# Requirement 1
Reproduce the passage on reaction quotients from "This equation only" down to "not contain units.", swapping "gaseous" for "vapor".

The main difference between \(K\) and \(Q\) is that \(K\) describes a reaction that is at equilibrium, whereas \(Q\) describes a reaction that is not at equilibrium. To determine \(Q\), the concentrations of the reactants and products must be known. For a given general chemical equation:

\[aA + bB \rightleftharpoons cC + dD \tag{1}\nonumber \]

the Q equation is written by multiplying the activities (which are approximated by concentrations) for the species of the products and dividing by the activities of the reactants. If any component in the reaction has a coefficient, indicated above with lower case letters, the concentration is raised to the power of the coefficient. \(Q\) for the above equation is therefore:

\[Q_c = \dfrac{[C]^c[D]^d}{[A]^a[B]^b} \tag{2}\nonumber \]

This equation only shows components in the gaseous or aqueous states. Each pure liquid or solid has an activity of one and can be functionally omitted. Equilibrium constants really contain a ratio of concentrations (actual concentration divided by the reference concentration that defines the standard state). Because the standard state for concentrations is usually chosen to be 1 mol/L, it is not written out in practical applications. Hence, the ratio does not contain units.

# Stored entries

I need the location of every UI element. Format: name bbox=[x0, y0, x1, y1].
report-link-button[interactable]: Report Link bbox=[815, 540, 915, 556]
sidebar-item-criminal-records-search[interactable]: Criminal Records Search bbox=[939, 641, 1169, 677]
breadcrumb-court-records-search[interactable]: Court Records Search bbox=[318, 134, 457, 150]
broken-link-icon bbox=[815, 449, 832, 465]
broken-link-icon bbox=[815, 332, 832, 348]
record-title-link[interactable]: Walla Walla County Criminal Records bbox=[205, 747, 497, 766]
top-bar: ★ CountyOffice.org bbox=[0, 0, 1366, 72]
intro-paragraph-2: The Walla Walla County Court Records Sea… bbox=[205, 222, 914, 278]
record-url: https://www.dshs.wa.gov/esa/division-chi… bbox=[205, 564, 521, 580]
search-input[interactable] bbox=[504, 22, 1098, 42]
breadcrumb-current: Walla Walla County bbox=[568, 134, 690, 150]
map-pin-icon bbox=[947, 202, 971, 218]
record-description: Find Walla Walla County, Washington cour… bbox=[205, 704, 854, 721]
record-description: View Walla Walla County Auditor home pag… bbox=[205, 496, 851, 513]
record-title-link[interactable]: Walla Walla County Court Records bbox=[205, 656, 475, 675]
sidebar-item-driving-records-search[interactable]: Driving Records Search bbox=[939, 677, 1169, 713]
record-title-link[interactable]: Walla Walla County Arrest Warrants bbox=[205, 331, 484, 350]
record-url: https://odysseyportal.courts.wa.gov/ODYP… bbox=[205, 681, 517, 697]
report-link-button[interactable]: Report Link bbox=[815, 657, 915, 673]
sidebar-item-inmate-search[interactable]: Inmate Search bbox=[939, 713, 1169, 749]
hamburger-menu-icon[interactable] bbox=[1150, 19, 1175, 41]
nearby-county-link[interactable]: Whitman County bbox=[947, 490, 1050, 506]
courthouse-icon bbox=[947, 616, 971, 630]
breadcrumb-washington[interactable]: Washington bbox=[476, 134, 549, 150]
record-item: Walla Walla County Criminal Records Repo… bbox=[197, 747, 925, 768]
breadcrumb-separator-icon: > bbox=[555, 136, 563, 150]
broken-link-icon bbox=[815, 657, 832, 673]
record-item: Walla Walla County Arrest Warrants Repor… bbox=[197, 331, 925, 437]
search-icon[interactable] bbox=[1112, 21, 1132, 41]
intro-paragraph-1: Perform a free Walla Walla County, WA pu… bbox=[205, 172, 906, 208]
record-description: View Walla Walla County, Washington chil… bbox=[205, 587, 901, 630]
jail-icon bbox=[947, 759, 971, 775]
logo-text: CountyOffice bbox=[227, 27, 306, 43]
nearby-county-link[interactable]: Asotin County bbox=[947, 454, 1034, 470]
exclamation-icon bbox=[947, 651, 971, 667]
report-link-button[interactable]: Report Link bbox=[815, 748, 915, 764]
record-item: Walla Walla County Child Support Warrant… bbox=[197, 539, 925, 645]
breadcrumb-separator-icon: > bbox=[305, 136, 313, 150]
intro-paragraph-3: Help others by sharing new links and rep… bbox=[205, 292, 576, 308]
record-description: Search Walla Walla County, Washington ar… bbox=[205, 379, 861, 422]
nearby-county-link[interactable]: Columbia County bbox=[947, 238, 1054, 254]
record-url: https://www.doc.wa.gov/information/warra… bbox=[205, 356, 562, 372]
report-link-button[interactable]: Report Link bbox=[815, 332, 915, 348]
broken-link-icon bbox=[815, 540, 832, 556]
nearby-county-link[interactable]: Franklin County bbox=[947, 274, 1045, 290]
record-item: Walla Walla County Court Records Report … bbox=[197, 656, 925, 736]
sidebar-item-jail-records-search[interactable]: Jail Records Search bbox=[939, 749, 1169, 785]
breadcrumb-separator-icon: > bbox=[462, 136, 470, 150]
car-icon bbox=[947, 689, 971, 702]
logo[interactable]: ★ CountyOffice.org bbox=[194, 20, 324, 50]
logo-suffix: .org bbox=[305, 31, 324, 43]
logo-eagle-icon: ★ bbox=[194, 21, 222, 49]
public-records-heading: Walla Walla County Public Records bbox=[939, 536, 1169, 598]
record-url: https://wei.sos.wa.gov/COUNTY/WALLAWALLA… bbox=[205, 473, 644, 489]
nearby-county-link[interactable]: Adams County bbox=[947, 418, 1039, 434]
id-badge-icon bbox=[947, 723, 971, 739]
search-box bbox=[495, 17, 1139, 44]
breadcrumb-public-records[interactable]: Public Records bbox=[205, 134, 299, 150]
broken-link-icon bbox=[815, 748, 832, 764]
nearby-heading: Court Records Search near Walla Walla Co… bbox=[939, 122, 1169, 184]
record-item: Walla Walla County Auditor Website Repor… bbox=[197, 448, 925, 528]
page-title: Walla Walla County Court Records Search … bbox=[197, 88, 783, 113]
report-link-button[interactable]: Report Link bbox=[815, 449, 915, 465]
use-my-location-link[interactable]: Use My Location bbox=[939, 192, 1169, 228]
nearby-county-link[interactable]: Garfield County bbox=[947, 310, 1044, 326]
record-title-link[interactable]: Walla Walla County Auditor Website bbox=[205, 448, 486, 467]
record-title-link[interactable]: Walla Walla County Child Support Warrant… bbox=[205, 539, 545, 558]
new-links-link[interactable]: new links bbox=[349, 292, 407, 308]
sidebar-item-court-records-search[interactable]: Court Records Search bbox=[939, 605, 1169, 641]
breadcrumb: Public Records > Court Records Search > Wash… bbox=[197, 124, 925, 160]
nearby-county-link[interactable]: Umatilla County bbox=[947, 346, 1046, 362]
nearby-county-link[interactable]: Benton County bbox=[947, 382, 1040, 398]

# Requirement 2
Print the listing from its first line down to the line containing "641, 1169, 677]", both ends included.

# Reply 1
This equation only shows components in the vapor or aqueous states. Each pure liquid or solid has an activity of one and can be functionally omitted. Equilibrium constants really contain a ratio of concentrations (actual concentration divided by the reference concentration that defines the standard state). Because the standard state for concentrations is usually chosen to be 1 mol/L, it is not written out in practical applications. Hence, the ratio does not contain units.

# Reply 2
I need the location of every UI element. Format: name bbox=[x0, y0, x1, y1].
report-link-button[interactable]: Report Link bbox=[815, 540, 915, 556]
sidebar-item-criminal-records-search[interactable]: Criminal Records Search bbox=[939, 641, 1169, 677]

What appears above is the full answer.